### [Given exercise]
Using the material below, work out how many lines contain the word "poissons". Reply with the number and nothing more.

# Start of Supplied records

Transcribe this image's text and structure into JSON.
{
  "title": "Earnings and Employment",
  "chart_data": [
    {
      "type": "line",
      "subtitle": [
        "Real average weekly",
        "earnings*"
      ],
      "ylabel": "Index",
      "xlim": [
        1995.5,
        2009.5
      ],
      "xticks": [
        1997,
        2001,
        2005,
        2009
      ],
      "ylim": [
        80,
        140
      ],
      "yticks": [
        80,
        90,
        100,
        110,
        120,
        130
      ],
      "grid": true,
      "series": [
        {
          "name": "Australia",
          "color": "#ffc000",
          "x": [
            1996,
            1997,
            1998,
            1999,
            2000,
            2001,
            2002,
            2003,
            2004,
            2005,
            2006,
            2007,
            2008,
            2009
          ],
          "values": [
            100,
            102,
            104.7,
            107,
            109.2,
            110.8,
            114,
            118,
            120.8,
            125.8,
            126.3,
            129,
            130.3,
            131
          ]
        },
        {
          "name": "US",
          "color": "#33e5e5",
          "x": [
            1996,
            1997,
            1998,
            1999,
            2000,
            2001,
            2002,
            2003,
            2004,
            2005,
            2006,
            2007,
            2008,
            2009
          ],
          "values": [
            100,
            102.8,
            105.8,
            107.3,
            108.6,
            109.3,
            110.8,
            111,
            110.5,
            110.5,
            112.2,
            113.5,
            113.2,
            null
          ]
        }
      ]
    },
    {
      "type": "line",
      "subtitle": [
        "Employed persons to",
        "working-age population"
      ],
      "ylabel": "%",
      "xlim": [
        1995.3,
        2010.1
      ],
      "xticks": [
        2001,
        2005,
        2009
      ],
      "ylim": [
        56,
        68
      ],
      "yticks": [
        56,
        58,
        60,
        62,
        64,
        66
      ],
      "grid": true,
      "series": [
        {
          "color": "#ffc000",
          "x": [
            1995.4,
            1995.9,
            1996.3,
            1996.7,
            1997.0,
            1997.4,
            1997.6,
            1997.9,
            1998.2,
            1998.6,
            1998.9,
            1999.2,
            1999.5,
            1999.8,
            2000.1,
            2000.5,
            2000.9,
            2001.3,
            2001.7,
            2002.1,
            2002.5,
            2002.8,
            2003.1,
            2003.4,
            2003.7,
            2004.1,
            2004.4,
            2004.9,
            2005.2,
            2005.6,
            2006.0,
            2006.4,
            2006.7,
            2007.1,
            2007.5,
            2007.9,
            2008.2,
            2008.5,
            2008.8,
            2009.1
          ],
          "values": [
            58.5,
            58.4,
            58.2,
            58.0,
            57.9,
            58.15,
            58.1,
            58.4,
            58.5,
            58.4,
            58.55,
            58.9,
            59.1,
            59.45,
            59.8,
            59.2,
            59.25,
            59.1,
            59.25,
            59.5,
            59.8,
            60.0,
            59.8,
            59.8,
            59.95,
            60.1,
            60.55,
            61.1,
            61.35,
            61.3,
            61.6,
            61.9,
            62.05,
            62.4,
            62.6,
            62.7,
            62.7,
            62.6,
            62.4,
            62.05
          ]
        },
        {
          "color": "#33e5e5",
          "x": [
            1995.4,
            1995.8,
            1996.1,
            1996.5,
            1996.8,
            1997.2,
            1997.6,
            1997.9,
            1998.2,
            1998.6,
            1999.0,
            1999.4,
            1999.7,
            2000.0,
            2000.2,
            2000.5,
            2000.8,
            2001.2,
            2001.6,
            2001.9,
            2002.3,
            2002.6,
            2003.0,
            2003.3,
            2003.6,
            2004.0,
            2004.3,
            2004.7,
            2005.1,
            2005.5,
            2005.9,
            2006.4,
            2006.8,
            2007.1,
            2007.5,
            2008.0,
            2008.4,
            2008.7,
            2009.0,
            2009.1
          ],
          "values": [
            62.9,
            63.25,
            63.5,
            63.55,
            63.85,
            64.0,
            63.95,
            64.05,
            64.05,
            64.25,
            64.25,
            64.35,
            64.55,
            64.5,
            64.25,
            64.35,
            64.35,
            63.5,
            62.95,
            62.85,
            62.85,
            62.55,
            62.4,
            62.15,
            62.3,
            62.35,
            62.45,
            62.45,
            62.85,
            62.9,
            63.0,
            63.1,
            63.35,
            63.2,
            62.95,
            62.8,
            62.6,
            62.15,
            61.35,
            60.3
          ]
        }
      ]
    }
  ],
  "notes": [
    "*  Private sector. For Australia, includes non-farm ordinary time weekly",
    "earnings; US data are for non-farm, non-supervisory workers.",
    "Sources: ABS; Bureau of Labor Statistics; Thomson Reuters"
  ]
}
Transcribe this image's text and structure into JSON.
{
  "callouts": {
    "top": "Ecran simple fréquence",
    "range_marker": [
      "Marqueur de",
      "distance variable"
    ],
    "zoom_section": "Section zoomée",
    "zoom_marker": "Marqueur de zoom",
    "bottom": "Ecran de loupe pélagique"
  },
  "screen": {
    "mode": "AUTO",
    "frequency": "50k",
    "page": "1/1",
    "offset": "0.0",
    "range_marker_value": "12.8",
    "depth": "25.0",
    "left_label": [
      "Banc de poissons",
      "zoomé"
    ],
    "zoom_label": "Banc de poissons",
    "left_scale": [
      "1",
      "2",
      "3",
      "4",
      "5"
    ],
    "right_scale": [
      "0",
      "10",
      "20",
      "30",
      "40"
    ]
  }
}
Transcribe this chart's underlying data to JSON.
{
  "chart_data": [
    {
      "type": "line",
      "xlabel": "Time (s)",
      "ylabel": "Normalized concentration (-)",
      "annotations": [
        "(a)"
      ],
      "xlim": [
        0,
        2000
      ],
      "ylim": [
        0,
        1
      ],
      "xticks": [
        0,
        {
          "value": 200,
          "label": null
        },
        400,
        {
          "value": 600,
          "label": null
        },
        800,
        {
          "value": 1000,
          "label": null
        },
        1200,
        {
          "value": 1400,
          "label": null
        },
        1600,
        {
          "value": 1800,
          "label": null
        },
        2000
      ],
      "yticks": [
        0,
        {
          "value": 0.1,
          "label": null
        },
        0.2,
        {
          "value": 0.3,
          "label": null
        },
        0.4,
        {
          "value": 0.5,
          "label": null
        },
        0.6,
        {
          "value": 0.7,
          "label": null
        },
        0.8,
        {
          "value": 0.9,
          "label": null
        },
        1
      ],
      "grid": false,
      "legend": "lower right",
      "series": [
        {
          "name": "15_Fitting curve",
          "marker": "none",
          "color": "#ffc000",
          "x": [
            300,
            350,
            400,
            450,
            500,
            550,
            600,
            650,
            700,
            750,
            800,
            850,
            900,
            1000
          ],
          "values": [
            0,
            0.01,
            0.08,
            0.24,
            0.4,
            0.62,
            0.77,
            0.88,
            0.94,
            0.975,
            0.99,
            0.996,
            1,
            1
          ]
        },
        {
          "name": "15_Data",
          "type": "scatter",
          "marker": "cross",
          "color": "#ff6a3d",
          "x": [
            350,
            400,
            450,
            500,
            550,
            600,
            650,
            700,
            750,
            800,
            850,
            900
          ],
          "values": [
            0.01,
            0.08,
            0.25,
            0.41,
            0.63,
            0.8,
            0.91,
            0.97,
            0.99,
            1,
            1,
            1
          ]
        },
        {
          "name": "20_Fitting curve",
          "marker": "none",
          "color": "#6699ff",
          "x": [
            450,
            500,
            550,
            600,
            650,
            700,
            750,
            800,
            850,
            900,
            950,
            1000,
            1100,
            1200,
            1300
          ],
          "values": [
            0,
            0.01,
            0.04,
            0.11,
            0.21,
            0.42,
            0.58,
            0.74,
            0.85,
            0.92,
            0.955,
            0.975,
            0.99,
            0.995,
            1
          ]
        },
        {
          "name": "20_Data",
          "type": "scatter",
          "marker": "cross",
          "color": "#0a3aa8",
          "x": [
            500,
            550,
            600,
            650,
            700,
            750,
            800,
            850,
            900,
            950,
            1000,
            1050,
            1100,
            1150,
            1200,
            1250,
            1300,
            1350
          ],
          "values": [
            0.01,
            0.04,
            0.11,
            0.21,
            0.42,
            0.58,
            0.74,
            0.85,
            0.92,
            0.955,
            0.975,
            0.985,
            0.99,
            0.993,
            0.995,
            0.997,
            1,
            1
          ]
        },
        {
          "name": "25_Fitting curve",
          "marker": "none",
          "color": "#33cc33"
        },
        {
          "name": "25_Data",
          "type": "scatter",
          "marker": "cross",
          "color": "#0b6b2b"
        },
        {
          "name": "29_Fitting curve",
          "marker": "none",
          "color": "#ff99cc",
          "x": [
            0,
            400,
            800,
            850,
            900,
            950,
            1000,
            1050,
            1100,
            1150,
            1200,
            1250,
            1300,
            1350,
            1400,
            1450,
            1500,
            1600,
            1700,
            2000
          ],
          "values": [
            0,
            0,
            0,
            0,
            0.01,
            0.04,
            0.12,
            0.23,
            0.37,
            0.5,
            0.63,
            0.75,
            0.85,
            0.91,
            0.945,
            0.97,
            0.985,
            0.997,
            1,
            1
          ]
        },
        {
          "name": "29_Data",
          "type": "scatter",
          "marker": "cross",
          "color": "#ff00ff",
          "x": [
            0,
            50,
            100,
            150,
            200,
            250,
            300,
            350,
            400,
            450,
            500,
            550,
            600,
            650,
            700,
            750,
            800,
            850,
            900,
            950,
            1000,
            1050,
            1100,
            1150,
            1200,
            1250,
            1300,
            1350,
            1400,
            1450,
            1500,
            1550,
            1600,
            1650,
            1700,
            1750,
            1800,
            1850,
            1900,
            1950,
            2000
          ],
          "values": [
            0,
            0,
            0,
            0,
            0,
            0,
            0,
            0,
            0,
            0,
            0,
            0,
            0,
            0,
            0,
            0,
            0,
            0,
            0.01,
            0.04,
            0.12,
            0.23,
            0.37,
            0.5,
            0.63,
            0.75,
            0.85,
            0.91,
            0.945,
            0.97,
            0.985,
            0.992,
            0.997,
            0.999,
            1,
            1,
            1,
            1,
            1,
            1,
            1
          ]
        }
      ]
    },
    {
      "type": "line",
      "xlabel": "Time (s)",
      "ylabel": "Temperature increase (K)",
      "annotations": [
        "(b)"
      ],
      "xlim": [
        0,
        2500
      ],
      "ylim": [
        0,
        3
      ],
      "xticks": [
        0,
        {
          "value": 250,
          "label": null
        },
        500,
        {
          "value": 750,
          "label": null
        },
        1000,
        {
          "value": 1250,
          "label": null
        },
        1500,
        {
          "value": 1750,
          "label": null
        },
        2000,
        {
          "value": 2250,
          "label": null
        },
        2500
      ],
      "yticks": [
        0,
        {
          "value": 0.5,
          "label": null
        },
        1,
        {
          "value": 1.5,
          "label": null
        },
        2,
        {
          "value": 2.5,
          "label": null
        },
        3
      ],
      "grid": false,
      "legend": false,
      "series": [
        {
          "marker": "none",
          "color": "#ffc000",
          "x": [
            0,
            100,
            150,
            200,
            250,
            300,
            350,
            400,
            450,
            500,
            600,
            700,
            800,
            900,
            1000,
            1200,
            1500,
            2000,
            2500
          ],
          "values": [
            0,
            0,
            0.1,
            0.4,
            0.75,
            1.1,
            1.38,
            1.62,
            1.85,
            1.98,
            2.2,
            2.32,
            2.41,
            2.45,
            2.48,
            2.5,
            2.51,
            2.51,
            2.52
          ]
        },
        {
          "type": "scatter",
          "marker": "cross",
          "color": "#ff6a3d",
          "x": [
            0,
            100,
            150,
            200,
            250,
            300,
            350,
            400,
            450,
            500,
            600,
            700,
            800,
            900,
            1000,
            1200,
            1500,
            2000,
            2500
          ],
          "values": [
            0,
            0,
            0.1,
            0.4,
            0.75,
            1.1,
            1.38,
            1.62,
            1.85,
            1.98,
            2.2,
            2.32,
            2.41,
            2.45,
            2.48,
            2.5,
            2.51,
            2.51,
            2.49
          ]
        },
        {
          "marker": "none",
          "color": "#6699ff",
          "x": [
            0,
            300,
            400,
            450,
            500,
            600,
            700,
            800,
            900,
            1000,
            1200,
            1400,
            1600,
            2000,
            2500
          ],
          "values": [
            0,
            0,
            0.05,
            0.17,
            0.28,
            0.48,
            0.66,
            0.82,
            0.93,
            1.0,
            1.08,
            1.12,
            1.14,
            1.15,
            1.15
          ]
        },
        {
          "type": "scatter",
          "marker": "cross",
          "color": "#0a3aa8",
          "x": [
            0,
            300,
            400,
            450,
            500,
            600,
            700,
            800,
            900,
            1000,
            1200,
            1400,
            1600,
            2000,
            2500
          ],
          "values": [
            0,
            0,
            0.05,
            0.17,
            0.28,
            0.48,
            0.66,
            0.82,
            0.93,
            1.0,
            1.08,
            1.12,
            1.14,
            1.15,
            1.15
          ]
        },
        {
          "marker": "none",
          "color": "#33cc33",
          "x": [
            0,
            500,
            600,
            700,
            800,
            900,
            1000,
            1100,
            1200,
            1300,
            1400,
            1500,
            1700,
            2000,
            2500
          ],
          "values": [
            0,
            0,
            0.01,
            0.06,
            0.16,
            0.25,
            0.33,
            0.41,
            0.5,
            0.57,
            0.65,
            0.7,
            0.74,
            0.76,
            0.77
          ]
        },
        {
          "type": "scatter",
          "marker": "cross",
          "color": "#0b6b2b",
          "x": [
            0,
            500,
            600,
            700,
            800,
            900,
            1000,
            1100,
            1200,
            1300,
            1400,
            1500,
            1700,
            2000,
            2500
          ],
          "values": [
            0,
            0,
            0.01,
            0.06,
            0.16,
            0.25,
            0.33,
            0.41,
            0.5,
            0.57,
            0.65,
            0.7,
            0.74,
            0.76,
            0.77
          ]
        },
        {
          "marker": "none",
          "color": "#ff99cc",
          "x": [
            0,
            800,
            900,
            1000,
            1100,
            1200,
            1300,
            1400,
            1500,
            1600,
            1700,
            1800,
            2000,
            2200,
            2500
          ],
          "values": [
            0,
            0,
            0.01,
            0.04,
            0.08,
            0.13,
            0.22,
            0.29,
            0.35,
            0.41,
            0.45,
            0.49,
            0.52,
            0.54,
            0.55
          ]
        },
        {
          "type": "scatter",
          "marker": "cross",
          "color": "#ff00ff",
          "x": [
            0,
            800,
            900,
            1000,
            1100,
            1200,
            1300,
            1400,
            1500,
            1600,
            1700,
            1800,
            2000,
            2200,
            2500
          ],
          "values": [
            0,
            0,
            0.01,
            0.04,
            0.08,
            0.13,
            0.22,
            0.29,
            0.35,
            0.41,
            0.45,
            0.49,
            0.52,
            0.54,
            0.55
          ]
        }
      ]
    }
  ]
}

# End of Supplied records

### [Result of this task]
2